## THE PROBLEM:
For this exercise, please find the lines in the entries that include the word "procesamiento" and copy them.

Data records
>>
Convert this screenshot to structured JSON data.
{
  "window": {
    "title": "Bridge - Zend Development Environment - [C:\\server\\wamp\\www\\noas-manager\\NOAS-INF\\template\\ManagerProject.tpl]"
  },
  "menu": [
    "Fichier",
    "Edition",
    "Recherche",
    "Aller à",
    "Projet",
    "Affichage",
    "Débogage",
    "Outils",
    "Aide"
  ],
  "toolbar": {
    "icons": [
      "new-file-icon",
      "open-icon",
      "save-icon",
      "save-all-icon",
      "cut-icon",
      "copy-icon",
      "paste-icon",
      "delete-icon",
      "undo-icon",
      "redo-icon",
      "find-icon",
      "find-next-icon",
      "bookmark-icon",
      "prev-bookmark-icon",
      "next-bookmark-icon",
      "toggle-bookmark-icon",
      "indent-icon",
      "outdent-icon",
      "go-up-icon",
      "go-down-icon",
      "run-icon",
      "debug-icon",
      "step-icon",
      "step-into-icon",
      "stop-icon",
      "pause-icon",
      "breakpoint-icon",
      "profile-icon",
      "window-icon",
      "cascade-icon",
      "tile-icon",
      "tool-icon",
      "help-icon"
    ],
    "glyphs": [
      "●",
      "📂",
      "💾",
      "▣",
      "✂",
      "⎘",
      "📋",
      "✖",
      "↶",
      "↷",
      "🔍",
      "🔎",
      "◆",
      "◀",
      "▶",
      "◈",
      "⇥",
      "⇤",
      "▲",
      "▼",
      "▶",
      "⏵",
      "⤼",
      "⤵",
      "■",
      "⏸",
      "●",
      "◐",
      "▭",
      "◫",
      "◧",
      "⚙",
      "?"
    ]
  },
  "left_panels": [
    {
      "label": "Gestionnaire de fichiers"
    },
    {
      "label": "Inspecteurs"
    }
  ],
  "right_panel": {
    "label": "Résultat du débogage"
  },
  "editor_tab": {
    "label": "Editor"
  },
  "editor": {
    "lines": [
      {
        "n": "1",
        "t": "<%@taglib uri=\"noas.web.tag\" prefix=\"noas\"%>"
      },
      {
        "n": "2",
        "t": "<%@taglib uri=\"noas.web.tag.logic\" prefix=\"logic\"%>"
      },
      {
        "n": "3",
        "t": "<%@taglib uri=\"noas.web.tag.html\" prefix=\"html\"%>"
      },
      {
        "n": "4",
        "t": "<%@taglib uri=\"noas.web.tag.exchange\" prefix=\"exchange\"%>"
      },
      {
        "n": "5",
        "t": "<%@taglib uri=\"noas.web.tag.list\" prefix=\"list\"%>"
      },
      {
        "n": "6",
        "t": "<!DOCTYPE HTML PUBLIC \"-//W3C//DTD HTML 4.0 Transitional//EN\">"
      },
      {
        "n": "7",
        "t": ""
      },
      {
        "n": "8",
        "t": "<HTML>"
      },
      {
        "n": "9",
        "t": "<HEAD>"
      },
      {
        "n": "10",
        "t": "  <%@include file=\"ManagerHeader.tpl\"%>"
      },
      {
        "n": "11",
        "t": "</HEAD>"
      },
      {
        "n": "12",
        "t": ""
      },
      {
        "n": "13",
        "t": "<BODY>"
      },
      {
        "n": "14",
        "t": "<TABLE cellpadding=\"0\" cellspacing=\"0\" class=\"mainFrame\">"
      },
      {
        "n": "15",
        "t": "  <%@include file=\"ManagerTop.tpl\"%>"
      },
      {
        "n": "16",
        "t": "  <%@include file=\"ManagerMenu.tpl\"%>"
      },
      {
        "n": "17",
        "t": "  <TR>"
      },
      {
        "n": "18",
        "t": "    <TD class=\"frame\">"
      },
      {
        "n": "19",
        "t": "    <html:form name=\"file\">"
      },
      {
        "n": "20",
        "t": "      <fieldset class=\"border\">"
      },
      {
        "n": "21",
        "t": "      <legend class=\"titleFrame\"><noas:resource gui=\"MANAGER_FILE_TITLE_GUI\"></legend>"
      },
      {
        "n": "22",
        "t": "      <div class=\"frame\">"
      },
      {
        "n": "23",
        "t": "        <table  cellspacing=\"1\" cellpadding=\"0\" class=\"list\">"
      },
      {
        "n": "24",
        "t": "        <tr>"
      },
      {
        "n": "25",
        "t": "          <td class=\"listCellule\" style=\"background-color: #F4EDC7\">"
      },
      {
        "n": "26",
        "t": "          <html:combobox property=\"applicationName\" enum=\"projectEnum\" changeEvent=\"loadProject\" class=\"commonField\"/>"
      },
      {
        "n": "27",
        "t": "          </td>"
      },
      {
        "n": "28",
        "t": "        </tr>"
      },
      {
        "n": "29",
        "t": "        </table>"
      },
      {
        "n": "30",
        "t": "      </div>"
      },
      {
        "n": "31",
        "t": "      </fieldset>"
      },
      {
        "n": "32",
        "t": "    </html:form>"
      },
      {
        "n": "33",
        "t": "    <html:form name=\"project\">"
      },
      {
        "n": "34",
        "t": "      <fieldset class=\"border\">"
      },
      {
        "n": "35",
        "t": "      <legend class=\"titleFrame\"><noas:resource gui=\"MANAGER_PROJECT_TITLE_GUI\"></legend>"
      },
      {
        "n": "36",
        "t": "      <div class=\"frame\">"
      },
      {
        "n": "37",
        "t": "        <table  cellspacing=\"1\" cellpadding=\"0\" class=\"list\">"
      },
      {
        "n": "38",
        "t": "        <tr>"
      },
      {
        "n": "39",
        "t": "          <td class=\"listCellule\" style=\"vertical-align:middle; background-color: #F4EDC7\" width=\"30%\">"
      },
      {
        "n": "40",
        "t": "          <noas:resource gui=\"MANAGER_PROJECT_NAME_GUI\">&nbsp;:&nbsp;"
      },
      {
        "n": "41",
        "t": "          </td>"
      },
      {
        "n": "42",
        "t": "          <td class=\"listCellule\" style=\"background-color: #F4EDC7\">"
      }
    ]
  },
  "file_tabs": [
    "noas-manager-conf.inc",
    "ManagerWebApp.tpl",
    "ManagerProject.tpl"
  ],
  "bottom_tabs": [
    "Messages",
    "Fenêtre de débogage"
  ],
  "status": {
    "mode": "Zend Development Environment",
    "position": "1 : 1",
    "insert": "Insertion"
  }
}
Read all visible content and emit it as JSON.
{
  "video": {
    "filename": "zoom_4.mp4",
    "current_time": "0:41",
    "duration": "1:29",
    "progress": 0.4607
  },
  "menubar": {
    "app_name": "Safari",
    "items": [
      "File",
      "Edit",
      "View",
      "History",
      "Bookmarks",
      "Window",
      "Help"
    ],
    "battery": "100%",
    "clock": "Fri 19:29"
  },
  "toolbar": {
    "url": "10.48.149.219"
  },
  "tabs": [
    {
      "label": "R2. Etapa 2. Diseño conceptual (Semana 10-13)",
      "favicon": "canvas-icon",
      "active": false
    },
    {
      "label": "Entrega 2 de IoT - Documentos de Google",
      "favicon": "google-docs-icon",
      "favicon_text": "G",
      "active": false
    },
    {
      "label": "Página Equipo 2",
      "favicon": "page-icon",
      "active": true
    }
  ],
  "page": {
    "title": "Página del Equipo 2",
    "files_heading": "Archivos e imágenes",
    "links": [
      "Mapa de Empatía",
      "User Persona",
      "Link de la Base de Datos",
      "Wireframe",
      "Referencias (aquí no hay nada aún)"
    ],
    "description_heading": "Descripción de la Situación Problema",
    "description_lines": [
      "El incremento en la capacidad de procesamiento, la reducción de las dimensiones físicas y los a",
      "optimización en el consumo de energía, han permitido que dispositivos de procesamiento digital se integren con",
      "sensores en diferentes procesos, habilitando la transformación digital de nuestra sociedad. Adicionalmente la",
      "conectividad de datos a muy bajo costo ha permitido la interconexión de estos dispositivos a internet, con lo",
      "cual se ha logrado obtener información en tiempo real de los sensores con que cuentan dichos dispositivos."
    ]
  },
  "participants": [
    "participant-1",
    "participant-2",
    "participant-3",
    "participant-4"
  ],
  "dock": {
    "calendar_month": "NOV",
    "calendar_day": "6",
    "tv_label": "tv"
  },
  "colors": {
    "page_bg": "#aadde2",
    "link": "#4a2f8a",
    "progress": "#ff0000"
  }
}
<<
## EXERCISE RESULT:
      "El incremento en la capacidad de procesamiento, la reducción de las dimensiones físicas y los a",
      "optimización en el consumo de energía, han permitido que dispositivos de procesamiento digital se integren con",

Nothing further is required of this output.